━━━━━ Listing ━━━━━
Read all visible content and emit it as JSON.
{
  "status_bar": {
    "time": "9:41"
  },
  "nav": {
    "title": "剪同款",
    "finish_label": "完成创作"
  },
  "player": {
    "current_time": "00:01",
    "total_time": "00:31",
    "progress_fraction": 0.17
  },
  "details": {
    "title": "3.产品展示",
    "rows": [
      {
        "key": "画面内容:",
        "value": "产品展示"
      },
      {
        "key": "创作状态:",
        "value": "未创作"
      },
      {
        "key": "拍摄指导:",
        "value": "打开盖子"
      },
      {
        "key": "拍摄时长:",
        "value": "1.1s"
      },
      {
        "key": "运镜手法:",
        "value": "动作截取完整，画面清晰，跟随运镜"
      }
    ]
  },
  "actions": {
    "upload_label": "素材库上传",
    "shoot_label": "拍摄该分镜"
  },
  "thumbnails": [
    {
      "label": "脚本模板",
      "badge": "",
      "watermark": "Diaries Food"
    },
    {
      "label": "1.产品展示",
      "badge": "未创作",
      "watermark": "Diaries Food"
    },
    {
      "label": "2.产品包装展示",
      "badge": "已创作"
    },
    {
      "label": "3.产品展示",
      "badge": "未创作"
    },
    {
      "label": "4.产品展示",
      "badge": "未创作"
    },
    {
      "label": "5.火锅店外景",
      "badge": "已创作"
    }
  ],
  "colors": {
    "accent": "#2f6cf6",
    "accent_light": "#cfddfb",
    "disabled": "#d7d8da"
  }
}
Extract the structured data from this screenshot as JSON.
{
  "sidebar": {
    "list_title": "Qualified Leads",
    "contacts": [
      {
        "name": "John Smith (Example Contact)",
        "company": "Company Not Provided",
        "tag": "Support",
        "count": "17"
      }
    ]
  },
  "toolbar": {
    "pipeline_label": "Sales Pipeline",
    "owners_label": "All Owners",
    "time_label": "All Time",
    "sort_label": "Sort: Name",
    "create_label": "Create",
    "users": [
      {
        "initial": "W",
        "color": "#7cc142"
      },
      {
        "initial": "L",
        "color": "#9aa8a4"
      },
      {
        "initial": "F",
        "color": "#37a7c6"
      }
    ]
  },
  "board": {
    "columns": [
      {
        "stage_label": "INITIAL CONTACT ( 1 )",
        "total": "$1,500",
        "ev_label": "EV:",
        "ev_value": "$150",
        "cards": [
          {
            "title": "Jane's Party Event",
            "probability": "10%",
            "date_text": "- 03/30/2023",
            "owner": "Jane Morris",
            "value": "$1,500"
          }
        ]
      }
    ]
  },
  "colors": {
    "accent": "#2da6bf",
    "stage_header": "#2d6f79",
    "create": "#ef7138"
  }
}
━━━━━
■ **Exercise prompt**: Nothing should be left out: return all of the records exactly.

■ **Correct output**:
Read all visible content and emit it as JSON.
{
  "status_bar": {
    "time": "9:41"
  },
  "nav": {
    "title": "剪同款",
    "finish_label": "完成创作"
  },
  "player": {
    "current_time": "00:01",
    "total_time": "00:31",
    "progress_fraction": 0.17
  },
  "details": {
    "title": "3.产品展示",
    "rows": [
      {
        "key": "画面内容:",
        "value": "产品展示"
      },
      {
        "key": "创作状态:",
        "value": "未创作"
      },
      {
        "key": "拍摄指导:",
        "value": "打开盖子"
      },
      {
        "key": "拍摄时长:",
        "value": "1.1s"
      },
      {
        "key": "运镜手法:",
        "value": "动作截取完整，画面清晰，跟随运镜"
      }
    ]
  },
  "actions": {
    "upload_label": "素材库上传",
    "shoot_label": "拍摄该分镜"
  },
  "thumbnails": [
    {
      "label": "脚本模板",
      "badge": "",
      "watermark": "Diaries Food"
    },
    {
      "label": "1.产品展示",
      "badge": "未创作",
      "watermark": "Diaries Food"
    },
    {
      "label": "2.产品包装展示",
      "badge": "已创作"
    },
    {
      "label": "3.产品展示",
      "badge": "未创作"
    },
    {
      "label": "4.产品展示",
      "badge": "未创作"
    },
    {
      "label": "5.火锅店外景",
      "badge": "已创作"
    }
  ],
  "colors": {
    "accent": "#2f6cf6",
    "accent_light": "#cfddfb",
    "disabled": "#d7d8da"
  }
}
Extract the structured data from this screenshot as JSON.
{
  "sidebar": {
    "list_title": "Qualified Leads",
    "contacts": [
      {
        "name": "John Smith (Example Contact)",
        "company": "Company Not Provided",
        "tag": "Support",
        "count": "17"
      }
    ]
  },
  "toolbar": {
    "pipeline_label": "Sales Pipeline",
    "owners_label": "All Owners",
    "time_label": "All Time",
    "sort_label": "Sort: Name",
    "create_label": "Create",
    "users": [
      {
        "initial": "W",
        "color": "#7cc142"
      },
      {
        "initial": "L",
        "color": "#9aa8a4"
      },
      {
        "initial": "F",
        "color": "#37a7c6"
      }
    ]
  },
  "board": {
    "columns": [
      {
        "stage_label": "INITIAL CONTACT ( 1 )",
        "total": "$1,500",
        "ev_label": "EV:",
        "ev_value": "$150",
        "cards": [
          {
            "title": "Jane's Party Event",
            "probability": "10%",
            "date_text": "- 03/30/2023",
            "owner": "Jane Morris",
            "value": "$1,500"
          }
        ]
      }
    ]
  },
  "colors": {
    "accent": "#2da6bf",
    "stage_header": "#2d6f79",
    "create": "#ef7138"
  }
}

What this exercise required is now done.